* PROBLEM DESCRIPTION *
Will you print the material below without altering a single character?

::::

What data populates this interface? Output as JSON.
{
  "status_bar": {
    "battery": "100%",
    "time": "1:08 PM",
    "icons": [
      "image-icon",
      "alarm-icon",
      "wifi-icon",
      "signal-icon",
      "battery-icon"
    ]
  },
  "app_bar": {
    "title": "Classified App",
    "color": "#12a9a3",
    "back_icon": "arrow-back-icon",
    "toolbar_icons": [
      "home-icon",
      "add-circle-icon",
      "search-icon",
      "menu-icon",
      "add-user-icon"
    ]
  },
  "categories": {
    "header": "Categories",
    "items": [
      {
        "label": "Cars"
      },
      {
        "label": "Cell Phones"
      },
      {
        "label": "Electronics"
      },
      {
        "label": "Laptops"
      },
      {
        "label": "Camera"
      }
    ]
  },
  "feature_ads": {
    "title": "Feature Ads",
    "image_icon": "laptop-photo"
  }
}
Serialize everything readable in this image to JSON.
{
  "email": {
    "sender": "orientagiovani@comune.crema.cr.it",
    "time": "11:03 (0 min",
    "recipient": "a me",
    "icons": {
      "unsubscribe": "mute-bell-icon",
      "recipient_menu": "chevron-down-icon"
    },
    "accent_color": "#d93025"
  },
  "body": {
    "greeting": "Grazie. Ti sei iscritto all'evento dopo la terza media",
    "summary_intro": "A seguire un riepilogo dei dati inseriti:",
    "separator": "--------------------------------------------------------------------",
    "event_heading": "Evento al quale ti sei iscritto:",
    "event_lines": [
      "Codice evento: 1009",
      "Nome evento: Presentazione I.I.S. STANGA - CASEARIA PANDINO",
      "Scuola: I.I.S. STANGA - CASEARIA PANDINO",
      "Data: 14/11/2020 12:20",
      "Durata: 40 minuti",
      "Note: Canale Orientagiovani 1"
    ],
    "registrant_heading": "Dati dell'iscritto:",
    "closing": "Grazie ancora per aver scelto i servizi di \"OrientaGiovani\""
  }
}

::::

* COMPLETE RESPONSE *
What data populates this interface? Output as JSON.
{
  "status_bar": {
    "battery": "100%",
    "time": "1:08 PM",
    "icons": [
      "image-icon",
      "alarm-icon",
      "wifi-icon",
      "signal-icon",
      "battery-icon"
    ]
  },
  "app_bar": {
    "title": "Classified App",
    "color": "#12a9a3",
    "back_icon": "arrow-back-icon",
    "toolbar_icons": [
      "home-icon",
      "add-circle-icon",
      "search-icon",
      "menu-icon",
      "add-user-icon"
    ]
  },
  "categories": {
    "header": "Categories",
    "items": [
      {
        "label": "Cars"
      },
      {
        "label": "Cell Phones"
      },
      {
        "label": "Electronics"
      },
      {
        "label": "Laptops"
      },
      {
        "label": "Camera"
      }
    ]
  },
  "feature_ads": {
    "title": "Feature Ads",
    "image_icon": "laptop-photo"
  }
}
Serialize everything readable in this image to JSON.
{
  "email": {
    "sender": "orientagiovani@comune.crema.cr.it",
    "time": "11:03 (0 min",
    "recipient": "a me",
    "icons": {
      "unsubscribe": "mute-bell-icon",
      "recipient_menu": "chevron-down-icon"
    },
    "accent_color": "#d93025"
  },
  "body": {
    "greeting": "Grazie. Ti sei iscritto all'evento dopo la terza media",
    "summary_intro": "A seguire un riepilogo dei dati inseriti:",
    "separator": "--------------------------------------------------------------------",
    "event_heading": "Evento al quale ti sei iscritto:",
    "event_lines": [
      "Codice evento: 1009",
      "Nome evento: Presentazione I.I.S. STANGA - CASEARIA PANDINO",
      "Scuola: I.I.S. STANGA - CASEARIA PANDINO",
      "Data: 14/11/2020 12:20",
      "Durata: 40 minuti",
      "Note: Canale Orientagiovani 1"
    ],
    "registrant_heading": "Dati dell'iscritto:",
    "closing": "Grazie ancora per aver scelto i servizi di \"OrientaGiovani\""
  }
}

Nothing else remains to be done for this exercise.